EXERCISE BRIEF> The records are to be restated in their entirety, word for word.
Begin INPUT
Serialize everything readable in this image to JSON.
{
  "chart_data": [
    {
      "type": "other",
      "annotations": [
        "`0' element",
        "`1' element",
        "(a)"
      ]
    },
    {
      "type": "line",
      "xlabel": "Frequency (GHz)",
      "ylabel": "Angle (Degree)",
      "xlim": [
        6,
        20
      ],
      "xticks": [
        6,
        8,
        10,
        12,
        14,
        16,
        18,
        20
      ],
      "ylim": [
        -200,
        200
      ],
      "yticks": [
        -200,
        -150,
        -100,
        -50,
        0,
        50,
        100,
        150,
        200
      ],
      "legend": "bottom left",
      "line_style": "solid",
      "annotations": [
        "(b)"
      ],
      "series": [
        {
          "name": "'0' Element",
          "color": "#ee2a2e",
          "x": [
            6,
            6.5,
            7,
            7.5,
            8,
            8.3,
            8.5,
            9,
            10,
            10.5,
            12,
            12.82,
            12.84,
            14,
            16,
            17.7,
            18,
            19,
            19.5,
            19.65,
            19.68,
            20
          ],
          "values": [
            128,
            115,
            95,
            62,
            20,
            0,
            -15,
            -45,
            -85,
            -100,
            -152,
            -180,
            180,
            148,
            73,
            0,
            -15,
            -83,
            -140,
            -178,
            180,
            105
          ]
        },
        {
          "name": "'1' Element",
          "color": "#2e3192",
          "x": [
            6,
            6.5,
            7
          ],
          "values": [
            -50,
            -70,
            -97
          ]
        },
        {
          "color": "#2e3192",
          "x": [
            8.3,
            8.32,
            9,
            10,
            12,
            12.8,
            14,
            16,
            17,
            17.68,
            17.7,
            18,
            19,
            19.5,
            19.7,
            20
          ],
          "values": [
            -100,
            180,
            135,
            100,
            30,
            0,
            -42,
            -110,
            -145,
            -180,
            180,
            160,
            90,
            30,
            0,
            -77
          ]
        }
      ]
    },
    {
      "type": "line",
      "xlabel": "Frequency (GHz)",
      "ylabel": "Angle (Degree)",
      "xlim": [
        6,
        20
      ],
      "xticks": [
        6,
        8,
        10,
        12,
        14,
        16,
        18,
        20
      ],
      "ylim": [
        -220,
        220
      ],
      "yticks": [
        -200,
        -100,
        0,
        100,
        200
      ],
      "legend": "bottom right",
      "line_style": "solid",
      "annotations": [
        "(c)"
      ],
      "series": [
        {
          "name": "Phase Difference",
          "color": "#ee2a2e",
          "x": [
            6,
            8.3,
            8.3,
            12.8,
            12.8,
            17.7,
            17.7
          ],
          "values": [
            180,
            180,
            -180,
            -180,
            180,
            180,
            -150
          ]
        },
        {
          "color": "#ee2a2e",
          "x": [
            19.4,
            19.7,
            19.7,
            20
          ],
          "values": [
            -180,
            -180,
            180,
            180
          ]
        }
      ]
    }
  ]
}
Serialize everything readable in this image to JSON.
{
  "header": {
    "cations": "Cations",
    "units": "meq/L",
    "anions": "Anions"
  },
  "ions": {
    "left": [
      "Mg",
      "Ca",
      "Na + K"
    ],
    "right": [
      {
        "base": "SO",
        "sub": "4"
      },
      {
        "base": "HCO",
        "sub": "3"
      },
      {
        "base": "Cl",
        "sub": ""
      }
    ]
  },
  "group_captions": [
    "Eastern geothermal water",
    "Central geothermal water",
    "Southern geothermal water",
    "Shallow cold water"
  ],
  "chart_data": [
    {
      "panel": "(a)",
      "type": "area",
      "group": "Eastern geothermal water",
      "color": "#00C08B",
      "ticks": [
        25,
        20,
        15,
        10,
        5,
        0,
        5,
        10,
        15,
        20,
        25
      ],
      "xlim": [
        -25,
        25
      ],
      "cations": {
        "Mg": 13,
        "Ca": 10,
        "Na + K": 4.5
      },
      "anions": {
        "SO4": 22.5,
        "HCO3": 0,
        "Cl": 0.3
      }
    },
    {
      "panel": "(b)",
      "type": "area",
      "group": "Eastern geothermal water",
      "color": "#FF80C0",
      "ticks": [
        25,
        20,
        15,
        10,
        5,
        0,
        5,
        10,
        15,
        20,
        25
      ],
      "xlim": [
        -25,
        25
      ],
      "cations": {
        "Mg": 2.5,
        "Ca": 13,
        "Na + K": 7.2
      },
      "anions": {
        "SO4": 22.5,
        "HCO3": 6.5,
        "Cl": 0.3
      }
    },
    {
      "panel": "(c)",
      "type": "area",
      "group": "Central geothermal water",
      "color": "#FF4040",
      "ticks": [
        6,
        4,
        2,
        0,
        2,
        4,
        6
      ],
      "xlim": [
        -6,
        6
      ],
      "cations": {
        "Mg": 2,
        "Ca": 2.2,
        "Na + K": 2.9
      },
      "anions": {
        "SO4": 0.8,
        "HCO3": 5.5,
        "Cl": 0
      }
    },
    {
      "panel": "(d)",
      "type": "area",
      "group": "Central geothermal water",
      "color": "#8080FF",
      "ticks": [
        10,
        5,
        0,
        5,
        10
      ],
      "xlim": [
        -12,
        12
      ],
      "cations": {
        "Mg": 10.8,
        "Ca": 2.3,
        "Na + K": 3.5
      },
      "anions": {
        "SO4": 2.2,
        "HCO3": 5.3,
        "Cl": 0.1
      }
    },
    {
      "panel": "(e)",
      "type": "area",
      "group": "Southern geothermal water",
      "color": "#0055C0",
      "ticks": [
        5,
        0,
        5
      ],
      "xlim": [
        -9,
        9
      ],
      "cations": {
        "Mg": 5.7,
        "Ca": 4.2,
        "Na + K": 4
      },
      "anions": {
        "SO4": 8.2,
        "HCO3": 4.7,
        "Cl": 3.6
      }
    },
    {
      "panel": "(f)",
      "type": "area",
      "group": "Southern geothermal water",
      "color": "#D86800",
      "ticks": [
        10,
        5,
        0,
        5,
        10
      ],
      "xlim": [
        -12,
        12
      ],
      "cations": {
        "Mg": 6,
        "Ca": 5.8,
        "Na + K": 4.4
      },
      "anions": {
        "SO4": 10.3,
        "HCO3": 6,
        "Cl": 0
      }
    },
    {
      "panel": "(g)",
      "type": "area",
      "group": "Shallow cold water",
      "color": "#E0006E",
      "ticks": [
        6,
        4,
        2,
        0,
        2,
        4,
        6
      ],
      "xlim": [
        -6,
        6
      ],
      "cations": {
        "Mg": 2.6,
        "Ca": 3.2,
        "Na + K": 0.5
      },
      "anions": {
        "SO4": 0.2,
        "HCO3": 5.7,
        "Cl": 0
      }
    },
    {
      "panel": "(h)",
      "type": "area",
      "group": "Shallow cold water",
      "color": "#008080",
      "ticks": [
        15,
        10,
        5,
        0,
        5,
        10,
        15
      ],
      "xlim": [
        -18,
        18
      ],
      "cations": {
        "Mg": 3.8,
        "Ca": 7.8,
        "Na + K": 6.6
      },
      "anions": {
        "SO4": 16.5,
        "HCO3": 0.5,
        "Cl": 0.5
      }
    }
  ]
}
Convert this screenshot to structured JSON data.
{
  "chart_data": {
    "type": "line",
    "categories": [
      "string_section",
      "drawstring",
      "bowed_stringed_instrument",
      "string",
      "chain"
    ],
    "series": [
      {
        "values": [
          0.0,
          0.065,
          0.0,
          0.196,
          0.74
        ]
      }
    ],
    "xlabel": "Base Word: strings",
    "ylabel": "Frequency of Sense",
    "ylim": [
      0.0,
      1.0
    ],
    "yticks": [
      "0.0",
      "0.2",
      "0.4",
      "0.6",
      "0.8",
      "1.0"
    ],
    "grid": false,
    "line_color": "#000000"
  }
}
End INPUT
EXERCISE RESPONSE>
Serialize everything readable in this image to JSON.
{
  "chart_data": [
    {
      "type": "other",
      "annotations": [
        "`0' element",
        "`1' element",
        "(a)"
      ]
    },
    {
      "type": "line",
      "xlabel": "Frequency (GHz)",
      "ylabel": "Angle (Degree)",
      "xlim": [
        6,
        20
      ],
      "xticks": [
        6,
        8,
        10,
        12,
        14,
        16,
        18,
        20
      ],
      "ylim": [
        -200,
        200
      ],
      "yticks": [
        -200,
        -150,
        -100,
        -50,
        0,
        50,
        100,
        150,
        200
      ],
      "legend": "bottom left",
      "line_style": "solid",
      "annotations": [
        "(b)"
      ],
      "series": [
        {
          "name": "'0' Element",
          "color": "#ee2a2e",
          "x": [
            6,
            6.5,
            7,
            7.5,
            8,
            8.3,
            8.5,
            9,
            10,
            10.5,
            12,
            12.82,
            12.84,
            14,
            16,
            17.7,
            18,
            19,
            19.5,
            19.65,
            19.68,
            20
          ],
          "values": [
            128,
            115,
            95,
            62,
            20,
            0,
            -15,
            -45,
            -85,
            -100,
            -152,
            -180,
            180,
            148,
            73,
            0,
            -15,
            -83,
            -140,
            -178,
            180,
            105
          ]
        },
        {
          "name": "'1' Element",
          "color": "#2e3192",
          "x": [
            6,
            6.5,
            7
          ],
          "values": [
            -50,
            -70,
            -97
          ]
        },
        {
          "color": "#2e3192",
          "x": [
            8.3,
            8.32,
            9,
            10,
            12,
            12.8,
            14,
            16,
            17,
            17.68,
            17.7,
            18,
            19,
            19.5,
            19.7,
            20
          ],
          "values": [
            -100,
            180,
            135,
            100,
            30,
            0,
            -42,
            -110,
            -145,
            -180,
            180,
            160,
            90,
            30,
            0,
            -77
          ]
        }
      ]
    },
    {
      "type": "line",
      "xlabel": "Frequency (GHz)",
      "ylabel": "Angle (Degree)",
      "xlim": [
        6,
        20
      ],
      "xticks": [
        6,
        8,
        10,
        12,
        14,
        16,
        18,
        20
      ],
      "ylim": [
        -220,
        220
      ],
      "yticks": [
        -200,
        -100,
        0,
        100,
        200
      ],
      "legend": "bottom right",
      "line_style": "solid",
      "annotations": [
        "(c)"
      ],
      "series": [
        {
          "name": "Phase Difference",
          "color": "#ee2a2e",
          "x": [
            6,
            8.3,
            8.3,
            12.8,
            12.8,
            17.7,
            17.7
          ],
          "values": [
            180,
            180,
            -180,
            -180,
            180,
            180,
            -150
          ]
        },
        {
          "color": "#ee2a2e",
          "x": [
            19.4,
            19.7,
            19.7,
            20
          ],
          "values": [
            -180,
            -180,
            180,
            180
          ]
        }
      ]
    }
  ]
}
Serialize everything readable in this image to JSON.
{
  "header": {
    "cations": "Cations",
    "units": "meq/L",
    "anions": "Anions"
  },
  "ions": {
    "left": [
      "Mg",
      "Ca",
      "Na + K"
    ],
    "right": [
      {
        "base": "SO",
        "sub": "4"
      },
      {
        "base": "HCO",
        "sub": "3"
      },
      {
        "base": "Cl",
        "sub": ""
      }
    ]
  },
  "group_captions": [
    "Eastern geothermal water",
    "Central geothermal water",
    "Southern geothermal water",
    "Shallow cold water"
  ],
  "chart_data": [
    {
      "panel": "(a)",
      "type": "area",
      "group": "Eastern geothermal water",
      "color": "#00C08B",
      "ticks": [
        25,
        20,
        15,
        10,
        5,
        0,
        5,
        10,
        15,
        20,
        25
      ],
      "xlim": [
        -25,
        25
      ],
      "cations": {
        "Mg": 13,
        "Ca": 10,
        "Na + K": 4.5
      },
      "anions": {
        "SO4": 22.5,
        "HCO3": 0,
        "Cl": 0.3
      }
    },
    {
      "panel": "(b)",
      "type": "area",
      "group": "Eastern geothermal water",
      "color": "#FF80C0",
      "ticks": [
        25,
        20,
        15,
        10,
        5,
        0,
        5,
        10,
        15,
        20,
        25
      ],
      "xlim": [
        -25,
        25
      ],
      "cations": {
        "Mg": 2.5,
        "Ca": 13,
        "Na + K": 7.2
      },
      "anions": {
        "SO4": 22.5,
        "HCO3": 6.5,
        "Cl": 0.3
      }
    },
    {
      "panel": "(c)",
      "type": "area",
      "group": "Central geothermal water",
      "color": "#FF4040",
      "ticks": [
        6,
        4,
        2,
        0,
        2,
        4,
        6
      ],
      "xlim": [
        -6,
        6
      ],
      "cations": {
        "Mg": 2,
        "Ca": 2.2,
        "Na + K": 2.9
      },
      "anions": {
        "SO4": 0.8,
        "HCO3": 5.5,
        "Cl": 0
      }
    },
    {
      "panel": "(d)",
      "type": "area",
      "group": "Central geothermal water",
      "color": "#8080FF",
      "ticks": [
        10,
        5,
        0,
        5,
        10
      ],
      "xlim": [
        -12,
        12
      ],
      "cations": {
        "Mg": 10.8,
        "Ca": 2.3,
        "Na + K": 3.5
      },
      "anions": {
        "SO4": 2.2,
        "HCO3": 5.3,
        "Cl": 0.1
      }
    },
    {
      "panel": "(e)",
      "type": "area",
      "group": "Southern geothermal water",
      "color": "#0055C0",
      "ticks": [
        5,
        0,
        5
      ],
      "xlim": [
        -9,
        9
      ],
      "cations": {
        "Mg": 5.7,
        "Ca": 4.2,
        "Na + K": 4
      },
      "anions": {
        "SO4": 8.2,
        "HCO3": 4.7,
        "Cl": 3.6
      }
    },
    {
      "panel": "(f)",
      "type": "area",
      "group": "Southern geothermal water",
      "color": "#D86800",
      "ticks": [
        10,
        5,
        0,
        5,
        10
      ],
      "xlim": [
        -12,
        12
      ],
      "cations": {
        "Mg": 6,
        "Ca": 5.8,
        "Na + K": 4.4
      },
      "anions": {
        "SO4": 10.3,
        "HCO3": 6,
        "Cl": 0
      }
    },
    {
      "panel": "(g)",
      "type": "area",
      "group": "Shallow cold water",
      "color": "#E0006E",
      "ticks": [
        6,
        4,
        2,
        0,
        2,
        4,
        6
      ],
      "xlim": [
        -6,
        6
      ],
      "cations": {
        "Mg": 2.6,
        "Ca": 3.2,
        "Na + K": 0.5
      },
      "anions": {
        "SO4": 0.2,
        "HCO3": 5.7,
        "Cl": 0
      }
    },
    {
      "panel": "(h)",
      "type": "area",
      "group": "Shallow cold water",
      "color": "#008080",
      "ticks": [
        15,
        10,
        5,
        0,
        5,
        10,
        15
      ],
      "xlim": [
        -18,
        18
      ],
      "cations": {
        "Mg": 3.8,
        "Ca": 7.8,
        "Na + K": 6.6
      },
      "anions": {
        "SO4": 16.5,
        "HCO3": 0.5,
        "Cl": 0.5
      }
    }
  ]
}
Convert this screenshot to structured JSON data.
{
  "chart_data": {
    "type": "line",
    "categories": [
      "string_section",
      "drawstring",
      "bowed_stringed_instrument",
      "string",
      "chain"
    ],
    "series": [
      {
        "values": [
          0.0,
          0.065,
          0.0,
          0.196,
          0.74
        ]
      }
    ],
    "xlabel": "Base Word: strings",
    "ylabel": "Frequency of Sense",
    "ylim": [
      0.0,
      1.0
    ],
    "yticks": [
      "0.0",
      "0.2",
      "0.4",
      "0.6",
      "0.8",
      "1.0"
    ],
    "grid": false,
    "line_color": "#000000"
  }
}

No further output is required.